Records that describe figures
========================================

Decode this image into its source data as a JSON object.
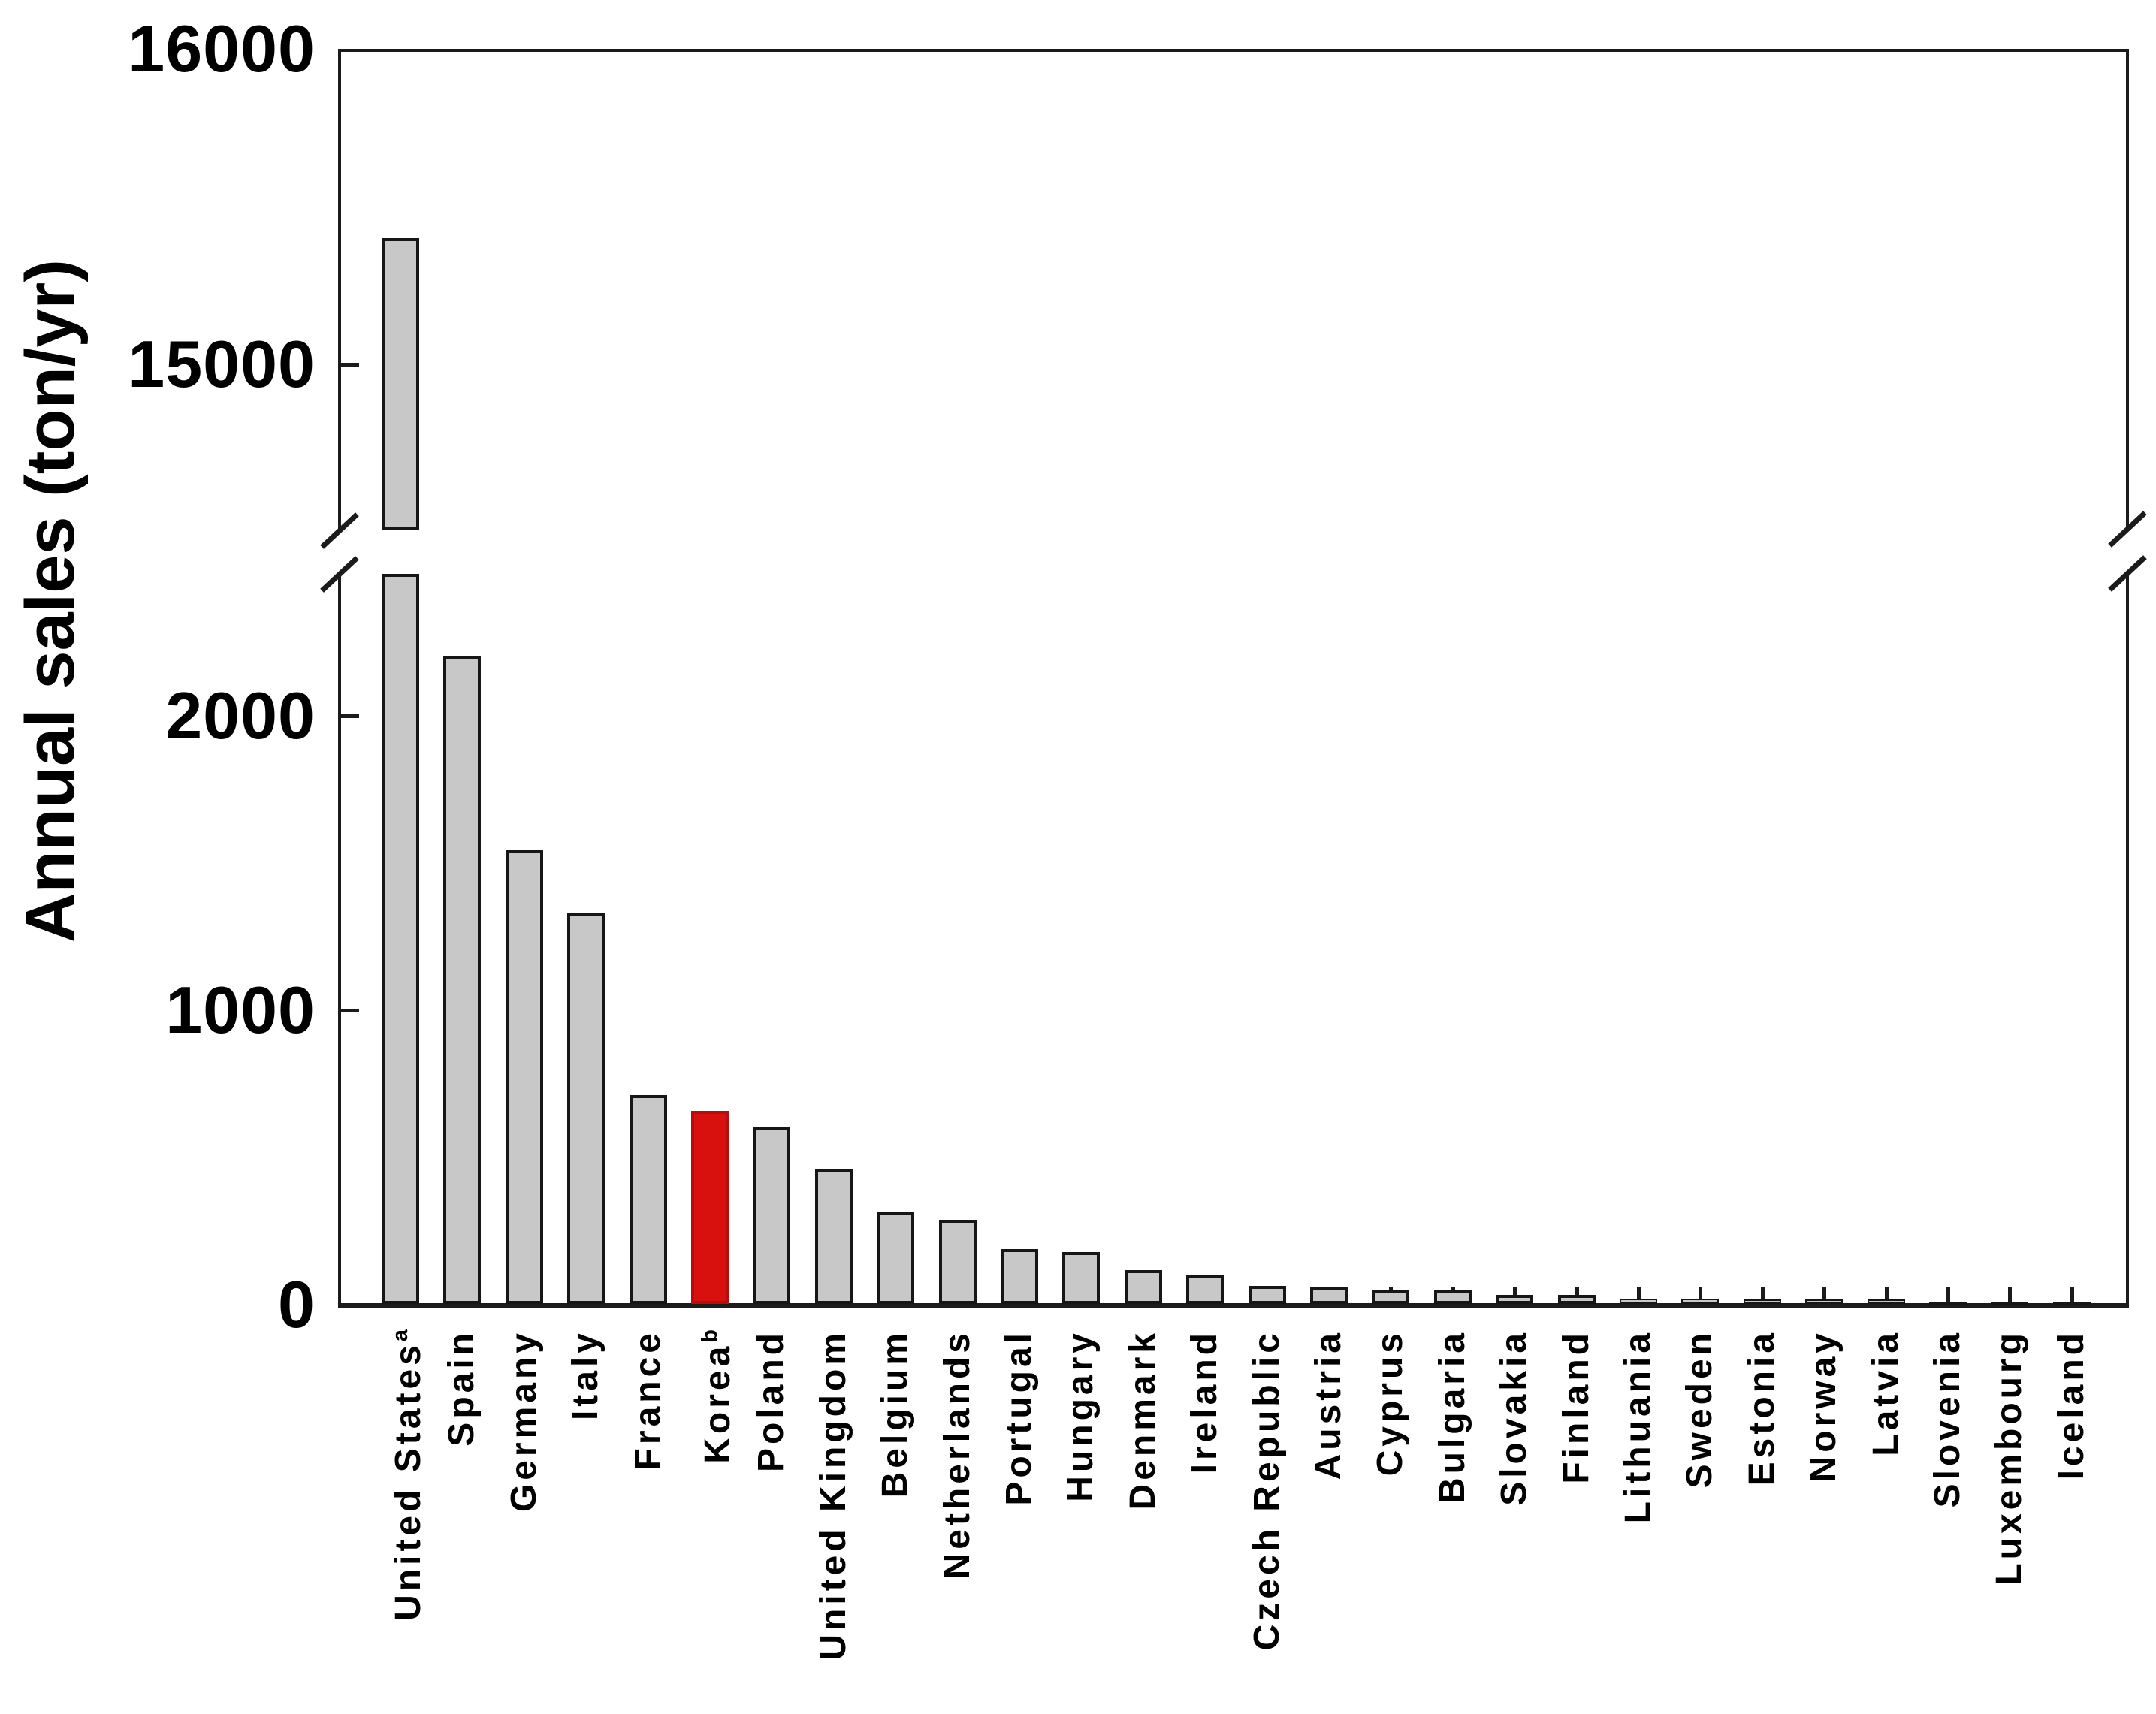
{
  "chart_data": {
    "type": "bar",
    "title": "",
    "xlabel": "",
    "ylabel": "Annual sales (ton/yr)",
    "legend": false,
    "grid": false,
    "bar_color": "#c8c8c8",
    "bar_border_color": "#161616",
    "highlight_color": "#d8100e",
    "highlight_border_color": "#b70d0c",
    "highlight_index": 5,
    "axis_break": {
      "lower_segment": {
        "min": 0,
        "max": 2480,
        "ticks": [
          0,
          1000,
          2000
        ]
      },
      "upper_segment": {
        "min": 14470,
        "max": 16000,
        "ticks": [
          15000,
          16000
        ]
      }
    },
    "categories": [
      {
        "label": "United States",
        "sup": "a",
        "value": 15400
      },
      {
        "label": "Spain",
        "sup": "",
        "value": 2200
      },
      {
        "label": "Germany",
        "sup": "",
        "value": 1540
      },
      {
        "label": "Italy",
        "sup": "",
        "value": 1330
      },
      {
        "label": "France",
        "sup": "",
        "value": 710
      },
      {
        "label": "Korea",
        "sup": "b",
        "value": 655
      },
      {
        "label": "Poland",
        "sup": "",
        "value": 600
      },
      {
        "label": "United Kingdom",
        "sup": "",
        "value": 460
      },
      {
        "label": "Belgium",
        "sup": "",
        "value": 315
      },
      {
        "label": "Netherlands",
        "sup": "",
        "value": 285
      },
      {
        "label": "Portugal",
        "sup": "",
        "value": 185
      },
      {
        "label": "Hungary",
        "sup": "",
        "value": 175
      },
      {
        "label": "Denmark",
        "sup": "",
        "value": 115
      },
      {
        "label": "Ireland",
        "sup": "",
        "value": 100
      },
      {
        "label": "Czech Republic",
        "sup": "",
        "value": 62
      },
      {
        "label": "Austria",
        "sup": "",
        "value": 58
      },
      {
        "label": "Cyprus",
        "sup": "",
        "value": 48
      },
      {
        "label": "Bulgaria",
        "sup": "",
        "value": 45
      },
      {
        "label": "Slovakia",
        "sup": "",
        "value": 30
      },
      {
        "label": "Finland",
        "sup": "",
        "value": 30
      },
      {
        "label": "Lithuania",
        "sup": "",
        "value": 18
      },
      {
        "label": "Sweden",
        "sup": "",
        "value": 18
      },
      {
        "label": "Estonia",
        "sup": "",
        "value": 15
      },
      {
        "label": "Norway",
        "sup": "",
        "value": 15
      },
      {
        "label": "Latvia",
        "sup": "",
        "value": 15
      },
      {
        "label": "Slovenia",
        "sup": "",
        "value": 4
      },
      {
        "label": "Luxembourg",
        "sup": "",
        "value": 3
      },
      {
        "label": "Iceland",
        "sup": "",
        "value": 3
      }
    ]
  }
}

========================================

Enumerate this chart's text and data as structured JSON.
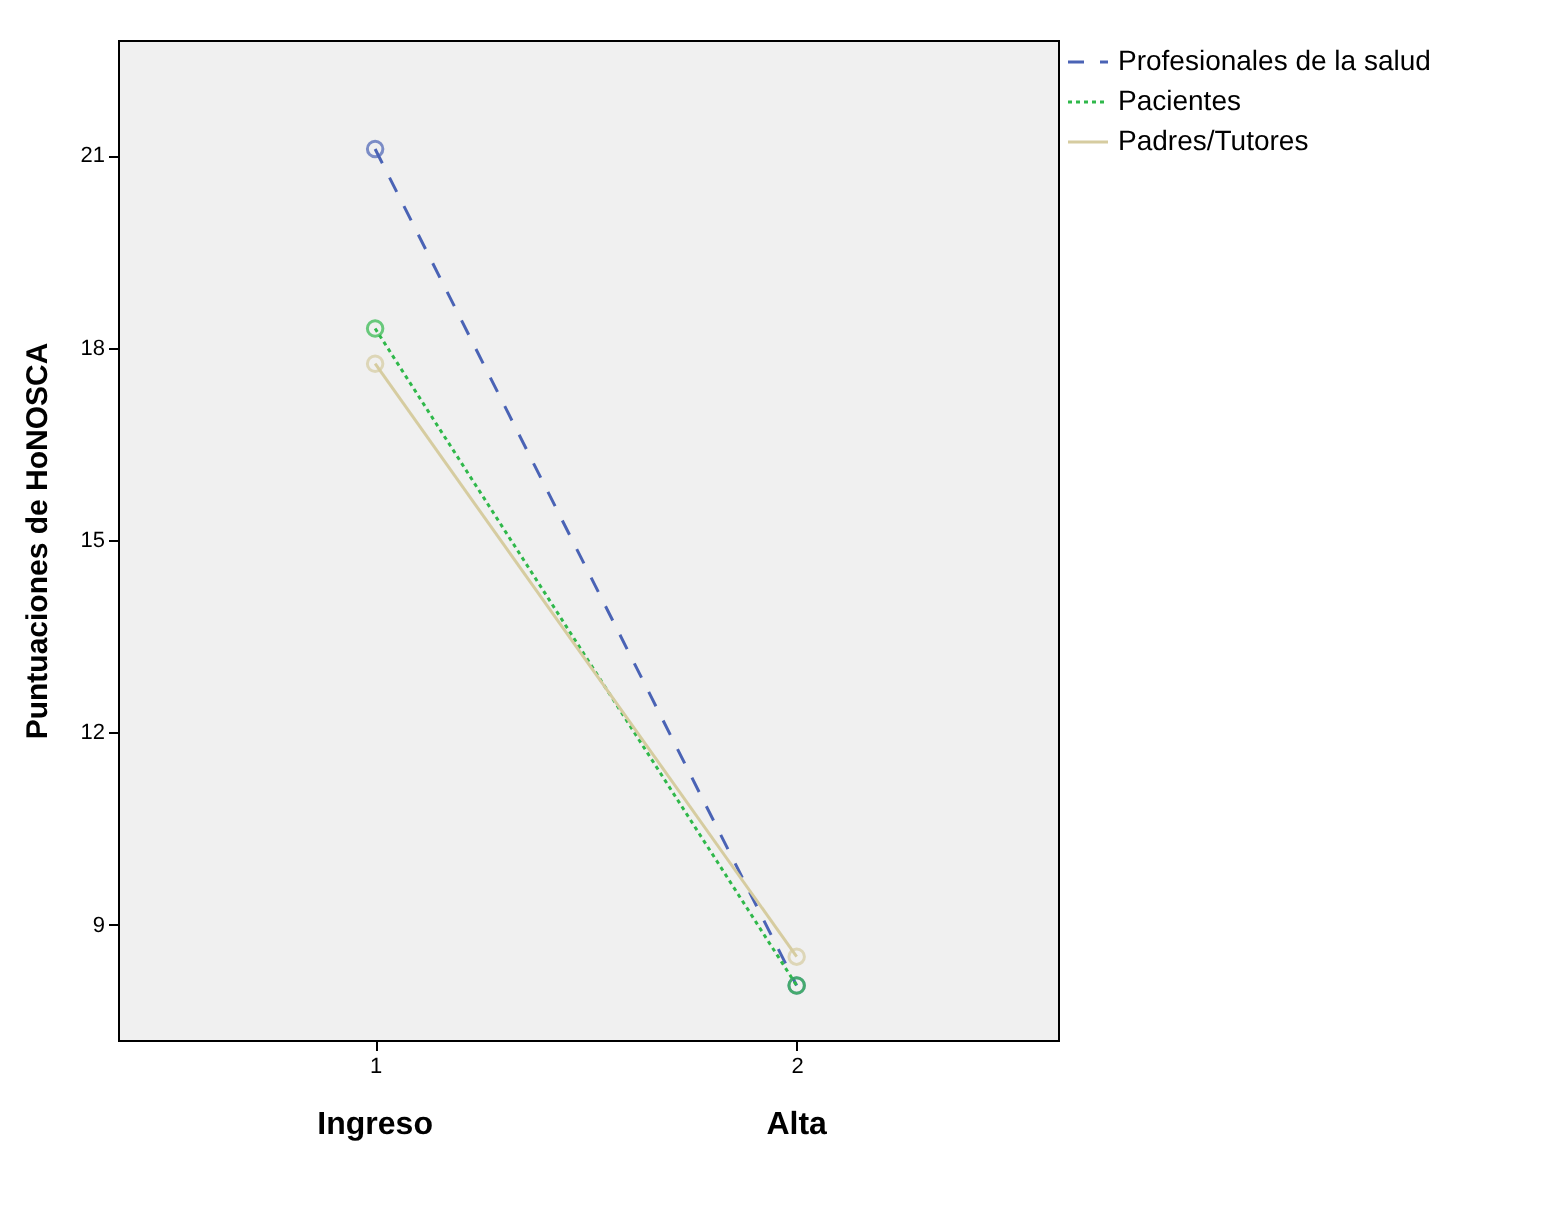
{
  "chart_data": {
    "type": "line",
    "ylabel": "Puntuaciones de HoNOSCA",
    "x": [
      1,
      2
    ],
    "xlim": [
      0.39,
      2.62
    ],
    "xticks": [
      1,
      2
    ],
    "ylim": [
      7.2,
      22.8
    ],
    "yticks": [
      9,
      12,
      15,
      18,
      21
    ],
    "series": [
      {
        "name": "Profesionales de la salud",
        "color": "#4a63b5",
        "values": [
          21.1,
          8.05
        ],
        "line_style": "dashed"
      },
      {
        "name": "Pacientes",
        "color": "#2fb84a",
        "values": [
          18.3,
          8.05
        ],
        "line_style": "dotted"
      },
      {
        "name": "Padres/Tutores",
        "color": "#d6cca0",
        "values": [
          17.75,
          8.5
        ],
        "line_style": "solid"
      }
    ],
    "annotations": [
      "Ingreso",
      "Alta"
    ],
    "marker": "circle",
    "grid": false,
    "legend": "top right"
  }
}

========================================

**What you are asked to do**.
Write out every line from the entries where "JSON" appears.

**Complete answer**.
Decode this image into its source data as a JSON object.
Enumerate this chart's text and data as structured JSON.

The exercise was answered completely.